— Begin Provided information —

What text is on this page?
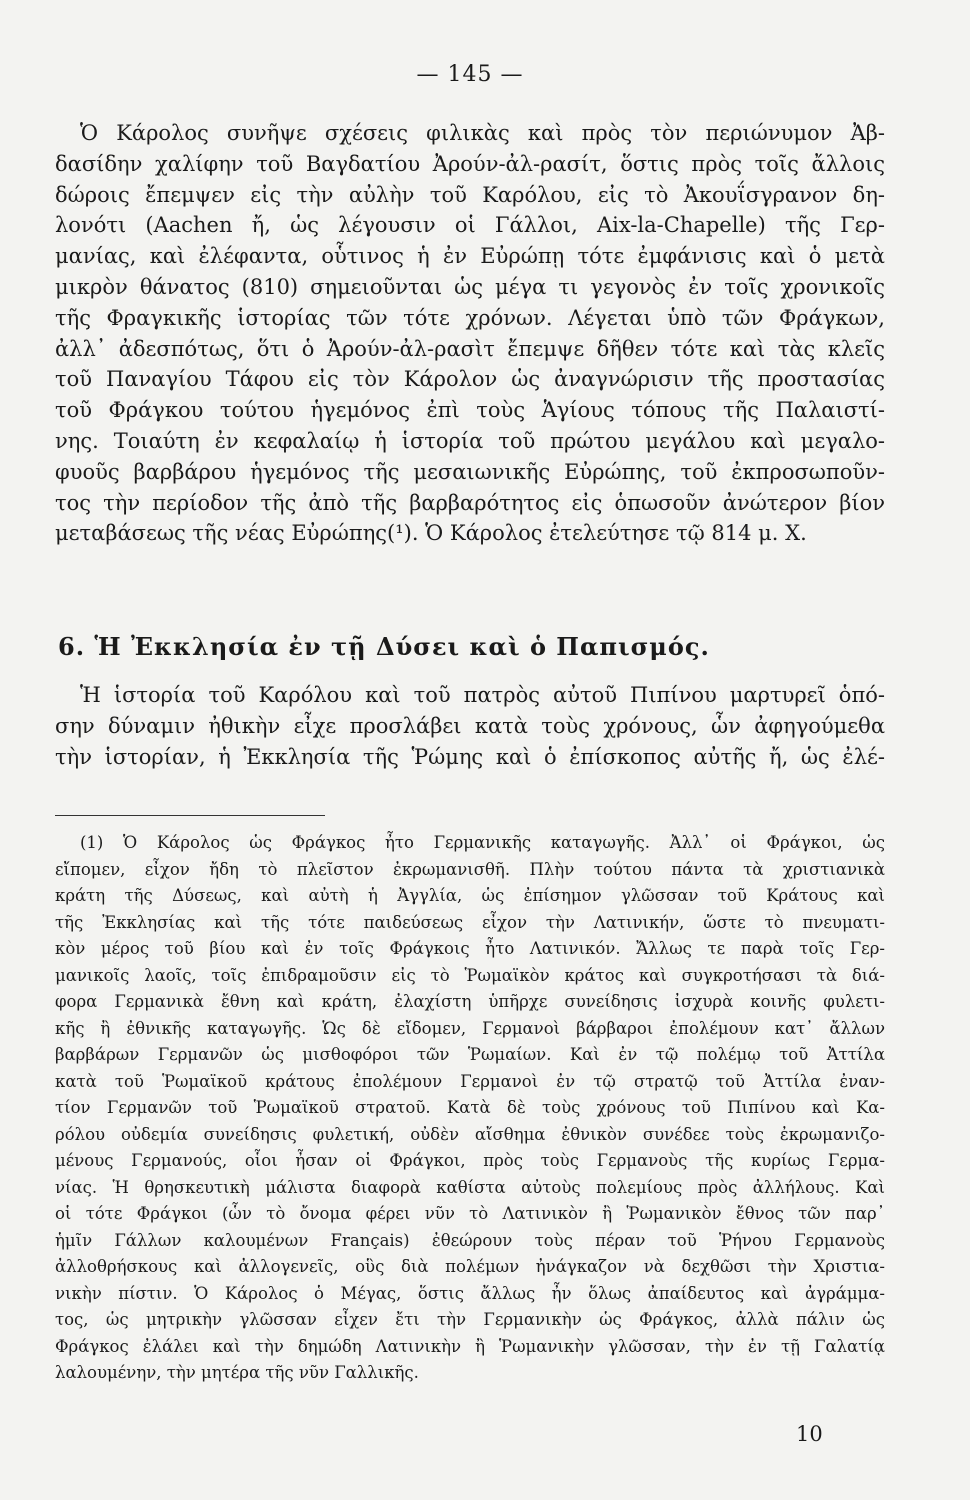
— 145 —
Ὁ Κάρολος συνῆψε σχέσεις φιλικὰς καὶ πρὸς τὸν περιώνυμον Ἀβ-
δασίδην χαλίφην τοῦ Βαγδατίου Ἀρούν-ἀλ-ρασίτ, ὅστις πρὸς τοῖς ἄλλοις
δώροις ἔπεμψεν εἰς τὴν αὐλὴν τοῦ Καρόλου, εἰς τὸ Ἀκουΐσγρανον δη-
λονότι (Aachen ἤ, ὡς λέγουσιν οἱ Γάλλοι, Aix-la-Chapelle) τῆς Γερ-
μανίας, καὶ ἐλέφαντα, οὗτινος ἡ ἐν Εὐρώπῃ τότε ἐμφάνισις καὶ ὁ μετὰ
μικρὸν θάνατος (810) σημειοῦνται ὡς μέγα τι γεγονὸς ἐν τοῖς χρονικοῖς
τῆς Φραγκικῆς ἱστορίας τῶν τότε χρόνων. Λέγεται ὑπὸ τῶν Φράγκων,
ἀλλ᾽ ἀδεσπότως, ὅτι ὁ Ἀρούν-ἀλ-ρασὶτ ἔπεμψε δῆθεν τότε καὶ τὰς κλεῖς
τοῦ Παναγίου Τάφου εἰς τὸν Κάρολον ὡς ἀναγνώρισιν τῆς προστασίας
τοῦ Φράγκου τούτου ἡγεμόνος ἐπὶ τοὺς Ἁγίους τόπους τῆς Παλαιστί-
νης. Τοιαύτη ἐν κεφαλαίῳ ἡ ἱστορία τοῦ πρώτου μεγάλου καὶ μεγαλο-
φυοῦς βαρβάρου ἡγεμόνος τῆς μεσαιωνικῆς Εὐρώπης, τοῦ ἐκπροσωποῦν-
τος τὴν περίοδον τῆς ἀπὸ τῆς βαρβαρότητος εἰς ὁπωσοῦν ἀνώτερον βίον
μεταβάσεως τῆς νέας Εὐρώπης(¹). Ὁ Κάρολος ἐτελεύτησε τῷ 814 μ. Χ.
6. Ἡ Ἐκκλησία ἐν τῇ Δύσει καὶ ὁ Παπισμός.
Ἡ ἱστορία τοῦ Καρόλου καὶ τοῦ πατρὸς αὐτοῦ Πιπίνου μαρτυρεῖ ὁπό-
σην δύναμιν ἠθικὴν εἶχε προσλάβει κατὰ τοὺς χρόνους, ὧν ἀφηγούμεθα
τὴν ἱστορίαν, ἡ Ἐκκλησία τῆς Ῥώμης καὶ ὁ ἐπίσκοπος αὐτῆς ἤ, ὡς ἐλέ-
(1) Ὁ Κάρολος ὡς Φράγκος ἦτο Γερμανικῆς καταγωγῆς. Ἀλλ᾽ οἱ Φράγκοι, ὡς
εἴπομεν, εἶχον ἤδη τὸ πλεῖστον ἐκρωμανισθῆ. Πλὴν τούτου πάντα τὰ χριστιανικὰ
κράτη τῆς Δύσεως, καὶ αὐτὴ ἡ Ἀγγλία, ὡς ἐπίσημον γλῶσσαν τοῦ Κράτους καὶ
τῆς Ἐκκλησίας καὶ τῆς τότε παιδεύσεως εἶχον τὴν Λατινικήν, ὥστε τὸ πνευματι-
κὸν μέρος τοῦ βίου καὶ ἐν τοῖς Φράγκοις ἦτο Λατινικόν. Ἄλλως τε παρὰ τοῖς Γερ-
μανικοῖς λαοῖς, τοῖς ἐπιδραμοῦσιν εἰς τὸ Ῥωμαϊκὸν κράτος καὶ συγκροτήσασι τὰ διά-
φορα Γερμανικὰ ἔθνη καὶ κράτη, ἐλαχίστη ὑπῆρχε συνείδησις ἰσχυρὰ κοινῆς φυλετι-
κῆς ἢ ἐθνικῆς καταγωγῆς. Ὡς δὲ εἴδομεν, Γερμανοὶ βάρβαροι ἐπολέμουν κατ᾽ ἄλλων
βαρβάρων Γερμανῶν ὡς μισθοφόροι τῶν Ῥωμαίων. Καὶ ἐν τῷ πολέμῳ τοῦ Ἀττίλα
κατὰ τοῦ Ῥωμαϊκοῦ κράτους ἐπολέμουν Γερμανοὶ ἐν τῷ στρατῷ τοῦ Ἀττίλα ἐναν-
τίον Γερμανῶν τοῦ Ῥωμαϊκοῦ στρατοῦ. Κατὰ δὲ τοὺς χρόνους τοῦ Πιπίνου καὶ Κα-
ρόλου οὐδεμία συνείδησις φυλετική, οὐδὲν αἴσθημα ἐθνικὸν συνέδεε τοὺς ἐκρωμανιζο-
μένους Γερμανούς, οἷοι ἦσαν οἱ Φράγκοι, πρὸς τοὺς Γερμανοὺς τῆς κυρίως Γερμα-
νίας. Ἡ θρησκευτικὴ μάλιστα διαφορὰ καθίστα αὐτοὺς πολεμίους πρὸς ἀλλήλους. Καὶ
οἱ τότε Φράγκοι (ὧν τὸ ὄνομα φέρει νῦν τὸ Λατινικὸν ἢ Ῥωμανικὸν ἔθνος τῶν παρ᾽
ἡμῖν Γάλλων καλουμένων Français) ἐθεώρουν τοὺς πέραν τοῦ Ῥήνου Γερμανοὺς
ἀλλοθρήσκους καὶ ἀλλογενεῖς, οὓς διὰ πολέμων ἠνάγκαζον νὰ δεχθῶσι τὴν Χριστια-
νικὴν πίστιν. Ὁ Κάρολος ὁ Μέγας, ὅστις ἄλλως ἦν ὅλως ἀπαίδευτος καὶ ἀγράμμα-
τος, ὡς μητρικὴν γλῶσσαν εἶχεν ἔτι τὴν Γερμανικὴν ὡς Φράγκος, ἀλλὰ πάλιν ὡς
Φράγκος ἐλάλει καὶ τὴν δημώδη Λατινικὴν ἢ Ῥωμανικὴν γλῶσσαν, τὴν ἐν τῇ Γαλατίᾳ
λαλουμένην, τὴν μητέρα τῆς νῦν Γαλλικῆς.
10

— End Provided information —

What you need to do: The required output is the number of lines containing the word "γλῶσσαν", and nothing besides.

Problem solution: 3